### DATA SECTION
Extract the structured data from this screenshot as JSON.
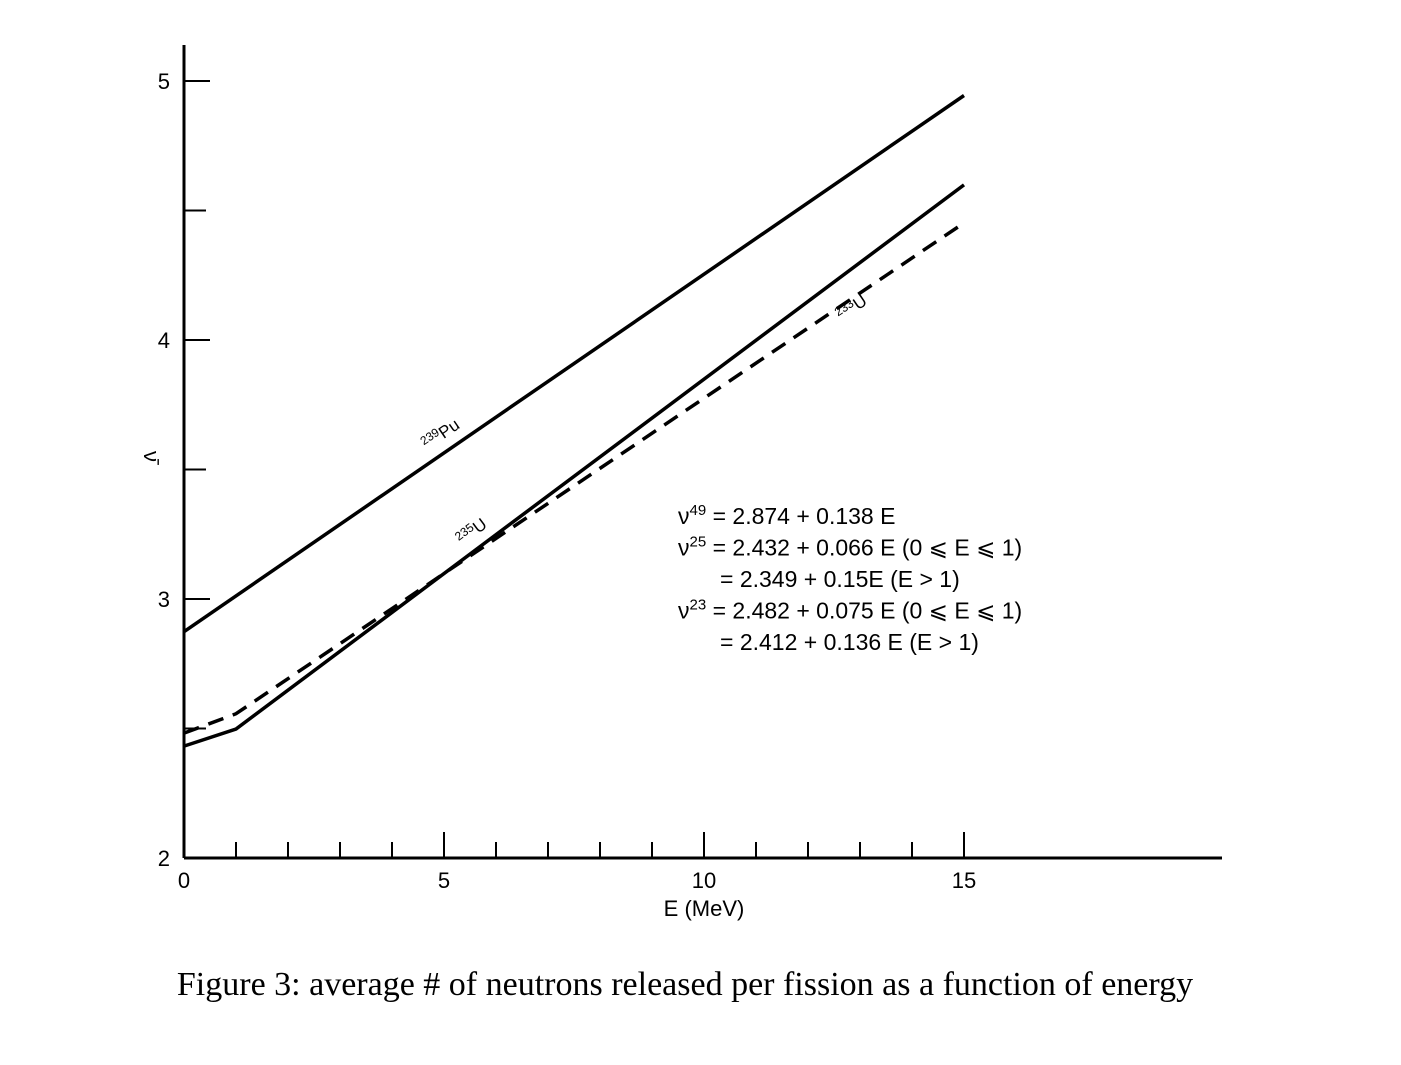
{
  "chart_data": {
    "type": "line",
    "xlabel": "E (MeV)",
    "ylabel": "ν̄",
    "xlim": [
      0,
      20
    ],
    "ylim": [
      2,
      5.15
    ],
    "x_ticks": [
      0,
      5,
      10,
      15
    ],
    "x_minor_ticks": [
      1,
      2,
      3,
      4,
      6,
      7,
      8,
      9,
      11,
      12,
      13,
      14
    ],
    "y_ticks": [
      2,
      3,
      4,
      5
    ],
    "y_minor_ticks": [
      2.5,
      3.5,
      4.5
    ],
    "grid": false,
    "series": [
      {
        "name_base": "Pu",
        "name_mass": "239",
        "style": "solid",
        "x": [
          0,
          15
        ],
        "y": [
          2.874,
          4.944
        ]
      },
      {
        "name_base": "U",
        "name_mass": "235",
        "style": "solid",
        "x": [
          0,
          1,
          15
        ],
        "y": [
          2.432,
          2.498,
          4.599
        ]
      },
      {
        "name_base": "U",
        "name_mass": "233",
        "style": "dashed",
        "x": [
          0,
          1,
          15
        ],
        "y": [
          2.482,
          2.557,
          4.452
        ]
      }
    ],
    "annotations": [
      {
        "sym": "ν",
        "sup": "49",
        "text": " = 2.874 + 0.138 E"
      },
      {
        "sym": "ν",
        "sup": "25",
        "text": " = 2.432 + 0.066 E (0 ⩽ E ⩽ 1)"
      },
      {
        "sym": "",
        "sup": "",
        "text": "= 2.349 + 0.15E (E > 1)"
      },
      {
        "sym": "ν",
        "sup": "23",
        "text": " = 2.482 + 0.075 E (0 ⩽ E ⩽ 1)"
      },
      {
        "sym": "",
        "sup": "",
        "text": "= 2.412 + 0.136 E (E > 1)"
      }
    ]
  },
  "caption": "Figure 3: average # of neutrons released per fission as a function of energy"
}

### WHAT YOU SHOULD DO
Return the material exactly as given, apart from the pictures.

### EXPECTED ANSWER
Extract the structured data from this screenshot as JSON.
{
  "chart_data": {
    "type": "line",
    "xlabel": "E (MeV)",
    "ylabel": "ν̄",
    "xlim": [
      0,
      20
    ],
    "ylim": [
      2,
      5.15
    ],
    "x_ticks": [
      0,
      5,
      10,
      15
    ],
    "x_minor_ticks": [
      1,
      2,
      3,
      4,
      6,
      7,
      8,
      9,
      11,
      12,
      13,
      14
    ],
    "y_ticks": [
      2,
      3,
      4,
      5
    ],
    "y_minor_ticks": [
      2.5,
      3.5,
      4.5
    ],
    "grid": false,
    "series": [
      {
        "name_base": "Pu",
        "name_mass": "239",
        "style": "solid",
        "x": [
          0,
          15
        ],
        "y": [
          2.874,
          4.944
        ]
      },
      {
        "name_base": "U",
        "name_mass": "235",
        "style": "solid",
        "x": [
          0,
          1,
          15
        ],
        "y": [
          2.432,
          2.498,
          4.599
        ]
      },
      {
        "name_base": "U",
        "name_mass": "233",
        "style": "dashed",
        "x": [
          0,
          1,
          15
        ],
        "y": [
          2.482,
          2.557,
          4.452
        ]
      }
    ],
    "annotations": [
      {
        "sym": "ν",
        "sup": "49",
        "text": " = 2.874 + 0.138 E"
      },
      {
        "sym": "ν",
        "sup": "25",
        "text": " = 2.432 + 0.066 E (0 ⩽ E ⩽ 1)"
      },
      {
        "sym": "",
        "sup": "",
        "text": "= 2.349 + 0.15E (E > 1)"
      },
      {
        "sym": "ν",
        "sup": "23",
        "text": " = 2.482 + 0.075 E (0 ⩽ E ⩽ 1)"
      },
      {
        "sym": "",
        "sup": "",
        "text": "= 2.412 + 0.136 E (E > 1)"
      }
    ]
  },
  "caption": "Figure 3: average # of neutrons released per fission as a function of energy"
}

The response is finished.